Document extract:
--- BEGIN ---

The intersection between operations and strategy
When most people hear “incident management”, something operational comes to mind. Like restoring IT services after a glitch in a business process due to an IT outage or malfunction. Although annoying, the glitch is ‘just one of those things’ that happen from time to time. So we have a process to manage incidents, comprising steps such as detection and recording, classification and initial support, analysis, resolution, evaluation and structural improvement.
On the other end of the scale we have strategic planning in which business demigods define a mission and vision, do SWOT analyses, capture stakeholder needs, and create policies and plans for the longer term.
The trouble is that things just happen. Unexpected things. Unexpected non-trivial things. Do you think that Angela Merkel had a strategic plan for handling the Greek bailout or the refugee crisis? Increasingly, or so it seems, businesses are becoming disrupted. In other words, unexpected, non-trivial things have to be dealt with. But how?
Chaos and the Cynefin framework
The word crisis triggers the association with chaos. And chaos leads us to one of the five domains of David Snowden’s Cynefin framework. To quote the Wikipedia entry, the Cynefin framework provides a typology of contexts that guides what sort of explanations or solutions might apply. It draws on research into complex adaptive systems theory, cognitive science, anthropology, and narrative patterns, as well as evolutionary psychology, to describe problems, situations, and systems. It explores the relationship between man, experience, and context and proposes new approaches to communication, decision-making, policy-making, and knowledge management in complex social environments.
The Cynefin framework has five domains:
- Obvious, in which the relationship between cause and effect is obvious to all, the approach is to Sense – Categorise – Respond and we can apply best practice.
- Complicated, in which the relationship between cause and effect requires analysis or some other form of investigation and/or the application of expert knowledge, the approach is to Sense – Analyse – Respond and we can apply good practice.
- Complex, in which the relationship between cause and effect can only be perceived in retrospect, but not in advance, the approach is to Probe – Sense – Respond and we can sense emergent practice.
- Chaotic, in which there is no relationship between cause and effect at systems level, the approach is to Act – Sense – Respond and we can discover novel practice.
- Disorder, which is the state of not knowing what type of causality exists.
Opportunity to Innovate
In 2008, Snowden and co-author Mary Boone won an Academy of Management award for their Harvard Business Review article A Leader’s Framework for Decision Making. They offer guidance for action in the five domains. In the chaotic domain “a leader’s immediate job is not to discover patterns but to stanch the bleeding. A leader must first act to establish order, then sense where stability is present and from where it is absent, and then respond by working to transform the situation from chaos to complexity, where the identification of emerging patterns can both help prevent future crises and discern new opportunities.”
They also suggest using crises as opportunities to innovate: “People are more open to novelty and directive leadership in these situations than they would be in other contexts. The minute you encounter a crisis, appoint a reliable manager or crisis team to resolve the issue. At the same time, pick out a separate team and focus its members on the opportunities for doing things differently. If you wait until the crisis is over, the chance will be gone.”

--- END ---

Short problem a:
In the text on incident management and the Cynefin framework, what approach does the framework give for the chaotic domain?

(Stored data)
--- BEGIN ---

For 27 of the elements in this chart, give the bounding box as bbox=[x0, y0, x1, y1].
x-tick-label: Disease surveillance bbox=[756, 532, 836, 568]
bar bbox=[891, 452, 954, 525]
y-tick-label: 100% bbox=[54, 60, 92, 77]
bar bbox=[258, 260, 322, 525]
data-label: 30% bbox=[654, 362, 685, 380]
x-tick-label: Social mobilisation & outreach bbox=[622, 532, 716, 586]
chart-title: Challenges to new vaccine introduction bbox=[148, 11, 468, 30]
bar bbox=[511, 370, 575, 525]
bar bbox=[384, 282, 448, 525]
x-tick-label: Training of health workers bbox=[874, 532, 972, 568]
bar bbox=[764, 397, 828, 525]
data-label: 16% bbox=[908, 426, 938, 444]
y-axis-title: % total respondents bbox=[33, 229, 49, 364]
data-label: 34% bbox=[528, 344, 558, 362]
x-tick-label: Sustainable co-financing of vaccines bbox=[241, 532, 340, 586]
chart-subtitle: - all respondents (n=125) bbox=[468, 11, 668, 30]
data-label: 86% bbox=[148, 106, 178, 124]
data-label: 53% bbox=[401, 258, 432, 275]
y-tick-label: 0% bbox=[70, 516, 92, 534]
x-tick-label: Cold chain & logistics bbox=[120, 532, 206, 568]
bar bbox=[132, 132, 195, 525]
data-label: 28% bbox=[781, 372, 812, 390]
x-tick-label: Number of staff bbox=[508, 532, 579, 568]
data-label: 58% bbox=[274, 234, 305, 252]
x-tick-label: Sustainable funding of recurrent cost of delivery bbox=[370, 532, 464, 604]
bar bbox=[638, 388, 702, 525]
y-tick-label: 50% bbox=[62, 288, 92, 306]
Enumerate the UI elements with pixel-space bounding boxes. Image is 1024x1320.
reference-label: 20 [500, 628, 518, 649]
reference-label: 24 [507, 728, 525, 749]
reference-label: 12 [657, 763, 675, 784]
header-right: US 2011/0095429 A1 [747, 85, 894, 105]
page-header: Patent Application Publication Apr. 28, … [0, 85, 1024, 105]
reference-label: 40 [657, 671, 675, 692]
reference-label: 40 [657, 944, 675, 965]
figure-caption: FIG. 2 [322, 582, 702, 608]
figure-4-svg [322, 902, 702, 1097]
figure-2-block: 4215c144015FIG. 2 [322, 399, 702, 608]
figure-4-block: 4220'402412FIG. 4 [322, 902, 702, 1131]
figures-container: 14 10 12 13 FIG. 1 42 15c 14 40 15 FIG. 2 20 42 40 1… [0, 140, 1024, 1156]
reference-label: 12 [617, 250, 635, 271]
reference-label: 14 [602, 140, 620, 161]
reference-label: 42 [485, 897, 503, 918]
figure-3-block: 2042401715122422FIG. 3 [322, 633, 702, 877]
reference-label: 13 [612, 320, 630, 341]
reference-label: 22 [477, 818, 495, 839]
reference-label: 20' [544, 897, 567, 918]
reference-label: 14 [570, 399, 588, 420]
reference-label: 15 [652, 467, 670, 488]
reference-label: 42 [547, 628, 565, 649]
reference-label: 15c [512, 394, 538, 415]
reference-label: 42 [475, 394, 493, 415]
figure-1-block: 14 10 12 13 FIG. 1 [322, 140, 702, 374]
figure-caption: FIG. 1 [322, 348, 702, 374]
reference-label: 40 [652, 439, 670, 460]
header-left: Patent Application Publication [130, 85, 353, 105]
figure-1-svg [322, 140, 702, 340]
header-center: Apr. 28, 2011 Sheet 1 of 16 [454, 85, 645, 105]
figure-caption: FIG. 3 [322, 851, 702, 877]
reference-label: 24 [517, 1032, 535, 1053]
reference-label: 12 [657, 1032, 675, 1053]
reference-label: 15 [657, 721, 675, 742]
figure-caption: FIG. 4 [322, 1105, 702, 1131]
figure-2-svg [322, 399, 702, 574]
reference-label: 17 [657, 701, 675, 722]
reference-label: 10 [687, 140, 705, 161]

--- END ---

Short problem b:
Find every line in the stored data that contains the string "block", matching case exactly, and copy each of those lines.

Problem solution a:
Act – Sense – Respond.

Problem solution b:
figure-2-block: 4215c144015FIG. 2 [322, 399, 702, 608]
figure-4-block: 4220'402412FIG. 4 [322, 902, 702, 1131]
figure-3-block: 2042401715122422FIG. 3 [322, 633, 702, 877]
figure-1-block: 14 10 12 13 FIG. 1 [322, 140, 702, 374]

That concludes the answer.